▸ Requests:
**A)** List every distinct calendar date in the tribunal decision, in order of first appearance, counting a date only once even if it appears in another form.
**B)** For each statement, say whether it agrees with the tribunal decision (yes or no) and quote the words that decide it.
(i) The applicant is a citizen of Ireland.
(ii) The delegate credited the applicant with 71 days of specified work for Finnan Solutions Pty Ltd.
(iii) The Tribunal affirmed the delegate's refusal.

▸ Source:
--

Hartnett (Migration)

Case

[2020] AATA 6009


Hartnett (Migration) [2020] AATA 6009 (22 September 2020)

DECISION RECORD

DIVISION:  Migration & Refugee Division

APPLICANT:  Mr Gavin Gerard Hartnett

CASE NUMBER:  1830464

HOME AFFAIRS REFERENCE(S):          BCC2018/2234332

MEMBER:  Susan Trotter

DATE OF ORAL DECISION:  22 September 2020 DATE OF WRITTEN STATEMENT:  6 October 2020 PLACE OF DECISION:  Brisbane

DECISION:The Tribunal remits the application for a Working Holiday (Temporary) (Class TZ) visa for reconsideration, with the direction that the applicant meets the following criteria for a Subclass 417 (Working Holiday) visa:

·cl.417.211(5) of Schedule 2 to the Regulations.

Statement made on 06 October 2020 at 10:35am

CATCHWORDS

MIGRATION – Working Holiday (Temporary) (Class TZ) visa – subclass 417 Visa– evidence provided regarding specified regional work–work conducted in regional Australia – decision under review remitted

LEGISLATION

Migration Act 1958, s 65

Migration Regulations 1994, Schedule 2, cls 417.111, 417.211

STATEMENT OF DECISION AND REASONS APPLICATION FOR REVIEW

  1. This is an application for review of a decision made by a delegate of the Minister for Home Affairs on 8 October 2018 to refuse to grant the applicant a Working Holiday (Temporary) (Class TZ) visa under s.65 of the Migration Act 1958 (the Act).

  1. At the hearing on 22 September 2020, the Tribunal made an oral decision. The following are the written reasons for the decision.

BACKGROUND

  1. The applicant is a (now) 28-year-old citizen of Ireland. He was the holder of a Working Holiday (Temporary) (Class TZ) visa, the same visa that is the subject of this application and known as a Subclass 417 visa, from 13 June 2017 until 27 July 2018. He applied for a second Subclass 417 visa, the visa the subject of this application, on 23 May 2018.

  1. At the time the visa application was lodged, Class TZ contained one subclass: Subclass 417 (Working Holiday). The criteria for a Subclass 417 visa are set out in Part 417 of Schedule 2 to the Migration Regulations 1994 (the Regulations). Relevantly to this case, they include cl.417.211(5).

  1. The delegate refused to grant the visa on the basis that the delegate was not satisfied that the work the applicant had carried out for IFM Services Pty Ltd was specified work as required by cl.417.211(5)(a) and that, consequently, only the 19 days specified work completed by the applicant for Finnan Solutions Pty Ltd from 1 January 2018 to 19 January 2018 in regional postcode area 4570 could be taken into account, and not the 71 days completed for IFM Services Pty Ltd in regional postcode area 4874. The delegate was therefore not satisfied that the applicant had carried out a period or periods of specified work in regional Australia equivalent to at least three months full-time work as required by cl.417.211(5)(b).

--

▸ Dataset section:
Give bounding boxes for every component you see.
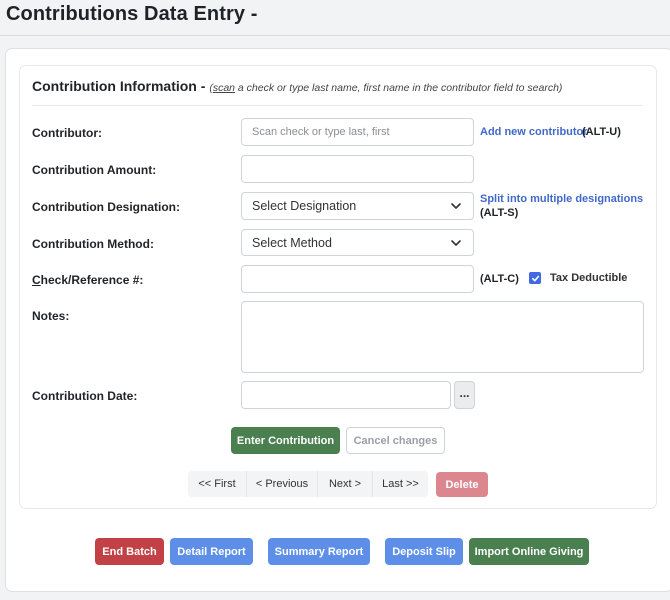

--

▸ Exercise results:
**A)**
22 September 2020
6 October 2020
8 October 2018
13 June 2017
27 July 2018
23 May 2018
1 January 2018
19 January 2018

**B)**
(i) Yes: "The applicant is a (now) 28-year-old citizen of Ireland."
(ii) No: "only the 19 days specified work completed by the applicant for Finnan Solutions Pty Ltd"
(iii) No: "The Tribunal remits the application for a Working Holiday (Temporary) (Class TZ) visa for reconsideration"